Output all of the data below exactly as given.

─── Source data

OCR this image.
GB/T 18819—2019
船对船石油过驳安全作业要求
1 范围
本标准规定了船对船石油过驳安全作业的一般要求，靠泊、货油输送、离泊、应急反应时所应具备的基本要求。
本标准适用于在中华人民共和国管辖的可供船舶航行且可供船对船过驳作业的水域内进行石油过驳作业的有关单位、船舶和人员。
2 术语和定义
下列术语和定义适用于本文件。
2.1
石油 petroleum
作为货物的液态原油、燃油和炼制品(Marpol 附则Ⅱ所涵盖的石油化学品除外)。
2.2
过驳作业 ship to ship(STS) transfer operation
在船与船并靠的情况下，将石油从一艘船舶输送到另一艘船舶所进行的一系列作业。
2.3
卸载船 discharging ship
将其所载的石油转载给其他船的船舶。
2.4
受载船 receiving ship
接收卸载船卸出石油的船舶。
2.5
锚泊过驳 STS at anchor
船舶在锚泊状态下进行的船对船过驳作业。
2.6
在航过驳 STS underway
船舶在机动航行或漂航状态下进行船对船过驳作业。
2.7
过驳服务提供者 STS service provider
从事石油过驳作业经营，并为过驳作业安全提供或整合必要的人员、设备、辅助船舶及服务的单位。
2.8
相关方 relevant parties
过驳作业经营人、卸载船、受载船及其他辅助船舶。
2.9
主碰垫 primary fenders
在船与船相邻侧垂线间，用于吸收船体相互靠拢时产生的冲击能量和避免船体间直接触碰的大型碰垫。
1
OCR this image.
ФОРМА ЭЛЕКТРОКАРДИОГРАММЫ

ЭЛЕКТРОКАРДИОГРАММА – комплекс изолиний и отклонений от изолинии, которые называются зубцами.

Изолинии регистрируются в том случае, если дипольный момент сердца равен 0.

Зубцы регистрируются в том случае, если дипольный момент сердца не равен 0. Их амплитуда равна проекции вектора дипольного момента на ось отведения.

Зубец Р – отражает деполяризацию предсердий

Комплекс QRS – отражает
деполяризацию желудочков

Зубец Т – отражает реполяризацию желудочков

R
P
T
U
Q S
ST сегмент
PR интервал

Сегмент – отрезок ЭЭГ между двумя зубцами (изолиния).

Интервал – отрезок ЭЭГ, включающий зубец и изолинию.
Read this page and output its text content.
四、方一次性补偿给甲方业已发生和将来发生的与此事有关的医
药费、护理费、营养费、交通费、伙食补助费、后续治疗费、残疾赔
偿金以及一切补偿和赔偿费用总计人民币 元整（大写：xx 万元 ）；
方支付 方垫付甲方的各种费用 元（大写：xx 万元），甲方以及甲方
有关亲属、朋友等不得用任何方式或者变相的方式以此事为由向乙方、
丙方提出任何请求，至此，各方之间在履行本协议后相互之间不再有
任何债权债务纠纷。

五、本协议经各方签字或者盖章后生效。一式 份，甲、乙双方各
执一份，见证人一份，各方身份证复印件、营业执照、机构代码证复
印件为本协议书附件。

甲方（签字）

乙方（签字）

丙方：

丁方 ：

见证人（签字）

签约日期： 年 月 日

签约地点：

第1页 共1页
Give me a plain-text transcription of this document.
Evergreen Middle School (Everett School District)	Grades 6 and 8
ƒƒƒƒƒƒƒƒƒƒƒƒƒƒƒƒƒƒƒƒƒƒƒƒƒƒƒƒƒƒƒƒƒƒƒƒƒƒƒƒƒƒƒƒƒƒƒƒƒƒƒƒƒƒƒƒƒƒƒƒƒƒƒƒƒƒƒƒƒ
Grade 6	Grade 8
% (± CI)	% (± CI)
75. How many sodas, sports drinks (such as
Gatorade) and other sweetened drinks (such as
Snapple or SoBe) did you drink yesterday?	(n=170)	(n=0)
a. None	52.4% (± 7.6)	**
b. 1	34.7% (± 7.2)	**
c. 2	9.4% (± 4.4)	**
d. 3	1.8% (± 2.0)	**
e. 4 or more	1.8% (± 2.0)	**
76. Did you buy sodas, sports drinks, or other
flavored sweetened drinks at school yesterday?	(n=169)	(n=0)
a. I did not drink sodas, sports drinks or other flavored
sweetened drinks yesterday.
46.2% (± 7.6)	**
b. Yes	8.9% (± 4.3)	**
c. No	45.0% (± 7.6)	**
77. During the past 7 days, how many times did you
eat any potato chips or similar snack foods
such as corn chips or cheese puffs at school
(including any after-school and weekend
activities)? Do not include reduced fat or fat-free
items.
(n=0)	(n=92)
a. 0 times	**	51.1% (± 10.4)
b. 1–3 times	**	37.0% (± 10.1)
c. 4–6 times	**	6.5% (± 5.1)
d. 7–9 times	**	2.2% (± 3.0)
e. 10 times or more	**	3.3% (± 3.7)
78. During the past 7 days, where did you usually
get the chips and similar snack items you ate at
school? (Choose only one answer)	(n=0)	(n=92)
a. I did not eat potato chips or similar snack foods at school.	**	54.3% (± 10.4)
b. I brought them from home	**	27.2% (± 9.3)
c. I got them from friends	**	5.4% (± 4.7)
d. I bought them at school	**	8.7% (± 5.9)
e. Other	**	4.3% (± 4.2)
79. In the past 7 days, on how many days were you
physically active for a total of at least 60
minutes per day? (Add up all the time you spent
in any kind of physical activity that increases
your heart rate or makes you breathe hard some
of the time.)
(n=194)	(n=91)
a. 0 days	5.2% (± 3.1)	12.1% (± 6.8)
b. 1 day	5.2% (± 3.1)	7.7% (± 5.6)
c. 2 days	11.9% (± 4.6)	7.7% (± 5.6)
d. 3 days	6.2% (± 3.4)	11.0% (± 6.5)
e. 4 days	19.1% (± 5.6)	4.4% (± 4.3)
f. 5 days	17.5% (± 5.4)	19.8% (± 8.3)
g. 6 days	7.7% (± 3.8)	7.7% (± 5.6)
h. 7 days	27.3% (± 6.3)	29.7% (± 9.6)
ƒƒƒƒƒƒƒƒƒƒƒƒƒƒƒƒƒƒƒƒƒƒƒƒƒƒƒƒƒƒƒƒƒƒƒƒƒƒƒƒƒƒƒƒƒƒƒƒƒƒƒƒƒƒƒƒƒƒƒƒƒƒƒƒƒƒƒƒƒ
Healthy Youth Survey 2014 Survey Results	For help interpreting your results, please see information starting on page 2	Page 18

──────

→ Task result
OCR this image.
GB/T 18819—2019
船对船石油过驳安全作业要求
1 范围
本标准规定了船对船石油过驳安全作业的一般要求，靠泊、货油输送、离泊、应急反应时所应具备的基本要求。
本标准适用于在中华人民共和国管辖的可供船舶航行且可供船对船过驳作业的水域内进行石油过驳作业的有关单位、船舶和人员。
2 术语和定义
下列术语和定义适用于本文件。
2.1
石油 petroleum
作为货物的液态原油、燃油和炼制品(Marpol 附则Ⅱ所涵盖的石油化学品除外)。
2.2
过驳作业 ship to ship(STS) transfer operation
在船与船并靠的情况下，将石油从一艘船舶输送到另一艘船舶所进行的一系列作业。
2.3
卸载船 discharging ship
将其所载的石油转载给其他船的船舶。
2.4
受载船 receiving ship
接收卸载船卸出石油的船舶。
2.5
锚泊过驳 STS at anchor
船舶在锚泊状态下进行的船对船过驳作业。
2.6
在航过驳 STS underway
船舶在机动航行或漂航状态下进行船对船过驳作业。
2.7
过驳服务提供者 STS service provider
从事石油过驳作业经营，并为过驳作业安全提供或整合必要的人员、设备、辅助船舶及服务的单位。
2.8
相关方 relevant parties
过驳作业经营人、卸载船、受载船及其他辅助船舶。
2.9
主碰垫 primary fenders
在船与船相邻侧垂线间，用于吸收船体相互靠拢时产生的冲击能量和避免船体间直接触碰的大型碰垫。
1
OCR this image.
ФОРМА ЭЛЕКТРОКАРДИОГРАММЫ

ЭЛЕКТРОКАРДИОГРАММА – комплекс изолиний и отклонений от изолинии, которые называются зубцами.

Изолинии регистрируются в том случае, если дипольный момент сердца равен 0.

Зубцы регистрируются в том случае, если дипольный момент сердца не равен 0. Их амплитуда равна проекции вектора дипольного момента на ось отведения.

Зубец Р – отражает деполяризацию предсердий

Комплекс QRS – отражает
деполяризацию желудочков

Зубец Т – отражает реполяризацию желудочков

R
P
T
U
Q S
ST сегмент
PR интервал

Сегмент – отрезок ЭЭГ между двумя зубцами (изолиния).

Интервал – отрезок ЭЭГ, включающий зубец и изолинию.
Read this page and output its text content.
四、方一次性补偿给甲方业已发生和将来发生的与此事有关的医
药费、护理费、营养费、交通费、伙食补助费、后续治疗费、残疾赔
偿金以及一切补偿和赔偿费用总计人民币 元整（大写：xx 万元 ）；
方支付 方垫付甲方的各种费用 元（大写：xx 万元），甲方以及甲方
有关亲属、朋友等不得用任何方式或者变相的方式以此事为由向乙方、
丙方提出任何请求，至此，各方之间在履行本协议后相互之间不再有
任何债权债务纠纷。

五、本协议经各方签字或者盖章后生效。一式 份，甲、乙双方各
执一份，见证人一份，各方身份证复印件、营业执照、机构代码证复
印件为本协议书附件。

甲方（签字）

乙方（签字）

丙方：

丁方 ：

见证人（签字）

签约日期： 年 月 日

签约地点：

第1页 共1页
Give me a plain-text transcription of this document.
Evergreen Middle School (Everett School District)	Grades 6 and 8
ƒƒƒƒƒƒƒƒƒƒƒƒƒƒƒƒƒƒƒƒƒƒƒƒƒƒƒƒƒƒƒƒƒƒƒƒƒƒƒƒƒƒƒƒƒƒƒƒƒƒƒƒƒƒƒƒƒƒƒƒƒƒƒƒƒƒƒƒƒ
Grade 6	Grade 8
% (± CI)	% (± CI)
75. How many sodas, sports drinks (such as
Gatorade) and other sweetened drinks (such as
Snapple or SoBe) did you drink yesterday?	(n=170)	(n=0)
a. None	52.4% (± 7.6)	**
b. 1	34.7% (± 7.2)	**
c. 2	9.4% (± 4.4)	**
d. 3	1.8% (± 2.0)	**
e. 4 or more	1.8% (± 2.0)	**
76. Did you buy sodas, sports drinks, or other
flavored sweetened drinks at school yesterday?	(n=169)	(n=0)
a. I did not drink sodas, sports drinks or other flavored
sweetened drinks yesterday.
46.2% (± 7.6)	**
b. Yes	8.9% (± 4.3)	**
c. No	45.0% (± 7.6)	**
77. During the past 7 days, how many times did you
eat any potato chips or similar snack foods
such as corn chips or cheese puffs at school
(including any after-school and weekend
activities)? Do not include reduced fat or fat-free
items.
(n=0)	(n=92)
a. 0 times	**	51.1% (± 10.4)
b. 1–3 times	**	37.0% (± 10.1)
c. 4–6 times	**	6.5% (± 5.1)
d. 7–9 times	**	2.2% (± 3.0)
e. 10 times or more	**	3.3% (± 3.7)
78. During the past 7 days, where did you usually
get the chips and similar snack items you ate at
school? (Choose only one answer)	(n=0)	(n=92)
a. I did not eat potato chips or similar snack foods at school.	**	54.3% (± 10.4)
b. I brought them from home	**	27.2% (± 9.3)
c. I got them from friends	**	5.4% (± 4.7)
d. I bought them at school	**	8.7% (± 5.9)
e. Other	**	4.3% (± 4.2)
79. In the past 7 days, on how many days were you
physically active for a total of at least 60
minutes per day? (Add up all the time you spent
in any kind of physical activity that increases
your heart rate or makes you breathe hard some
of the time.)
(n=194)	(n=91)
a. 0 days	5.2% (± 3.1)	12.1% (± 6.8)
b. 1 day	5.2% (± 3.1)	7.7% (± 5.6)
c. 2 days	11.9% (± 4.6)	7.7% (± 5.6)
d. 3 days	6.2% (± 3.4)	11.0% (± 6.5)
e. 4 days	19.1% (± 5.6)	4.4% (± 4.3)
f. 5 days	17.5% (± 5.4)	19.8% (± 8.3)
g. 6 days	7.7% (± 3.8)	7.7% (± 5.6)
h. 7 days	27.3% (± 6.3)	29.7% (± 9.6)
ƒƒƒƒƒƒƒƒƒƒƒƒƒƒƒƒƒƒƒƒƒƒƒƒƒƒƒƒƒƒƒƒƒƒƒƒƒƒƒƒƒƒƒƒƒƒƒƒƒƒƒƒƒƒƒƒƒƒƒƒƒƒƒƒƒƒƒƒƒ
Healthy Youth Survey 2014 Survey Results	For help interpreting your results, please see information starting on page 2	Page 18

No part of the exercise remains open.